• **Requirement**: Each line in the entries below that holds the string "this" is to be listed.

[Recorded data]
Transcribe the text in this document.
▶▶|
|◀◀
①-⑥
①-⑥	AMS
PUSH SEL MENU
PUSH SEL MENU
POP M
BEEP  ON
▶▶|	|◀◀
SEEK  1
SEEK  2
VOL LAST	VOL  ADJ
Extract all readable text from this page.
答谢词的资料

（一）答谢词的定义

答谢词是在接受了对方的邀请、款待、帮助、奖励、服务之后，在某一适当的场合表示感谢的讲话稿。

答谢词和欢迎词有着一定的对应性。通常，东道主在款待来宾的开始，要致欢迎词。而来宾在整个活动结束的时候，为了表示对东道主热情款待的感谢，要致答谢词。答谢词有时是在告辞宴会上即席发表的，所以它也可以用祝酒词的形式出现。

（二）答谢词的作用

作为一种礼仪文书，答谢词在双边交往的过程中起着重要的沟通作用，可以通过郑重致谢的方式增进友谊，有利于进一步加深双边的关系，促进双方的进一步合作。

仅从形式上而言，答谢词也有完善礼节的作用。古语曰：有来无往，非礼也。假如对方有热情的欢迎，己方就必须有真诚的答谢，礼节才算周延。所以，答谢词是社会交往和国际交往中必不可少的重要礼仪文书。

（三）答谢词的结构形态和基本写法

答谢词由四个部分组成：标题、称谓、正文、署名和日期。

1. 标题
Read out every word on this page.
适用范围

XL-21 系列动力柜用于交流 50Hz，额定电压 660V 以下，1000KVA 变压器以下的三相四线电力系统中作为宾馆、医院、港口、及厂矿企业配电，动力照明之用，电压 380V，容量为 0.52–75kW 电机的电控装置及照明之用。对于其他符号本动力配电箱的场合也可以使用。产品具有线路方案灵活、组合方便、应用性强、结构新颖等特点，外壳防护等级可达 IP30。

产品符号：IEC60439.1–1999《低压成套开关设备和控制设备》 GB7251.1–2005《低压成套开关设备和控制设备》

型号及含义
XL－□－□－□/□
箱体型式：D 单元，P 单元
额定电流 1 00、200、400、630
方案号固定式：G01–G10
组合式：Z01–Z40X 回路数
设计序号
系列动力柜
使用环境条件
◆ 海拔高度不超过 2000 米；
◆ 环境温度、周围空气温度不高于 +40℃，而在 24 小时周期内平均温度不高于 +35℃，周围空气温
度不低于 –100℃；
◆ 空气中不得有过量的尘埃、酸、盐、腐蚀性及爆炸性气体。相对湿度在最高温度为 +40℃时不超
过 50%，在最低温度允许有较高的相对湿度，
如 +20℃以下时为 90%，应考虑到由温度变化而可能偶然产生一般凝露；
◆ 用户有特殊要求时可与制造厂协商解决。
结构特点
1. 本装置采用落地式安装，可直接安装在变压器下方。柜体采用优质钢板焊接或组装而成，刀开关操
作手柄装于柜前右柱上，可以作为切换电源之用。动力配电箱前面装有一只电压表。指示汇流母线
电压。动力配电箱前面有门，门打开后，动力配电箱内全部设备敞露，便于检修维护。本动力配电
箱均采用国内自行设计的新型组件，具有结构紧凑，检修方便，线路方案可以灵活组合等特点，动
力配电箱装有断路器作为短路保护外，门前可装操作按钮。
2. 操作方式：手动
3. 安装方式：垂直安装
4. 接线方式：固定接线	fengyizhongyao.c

• **Problem solution**:
Transcribe the text in this document.
Extract all readable text from this page.
Read out every word on this page.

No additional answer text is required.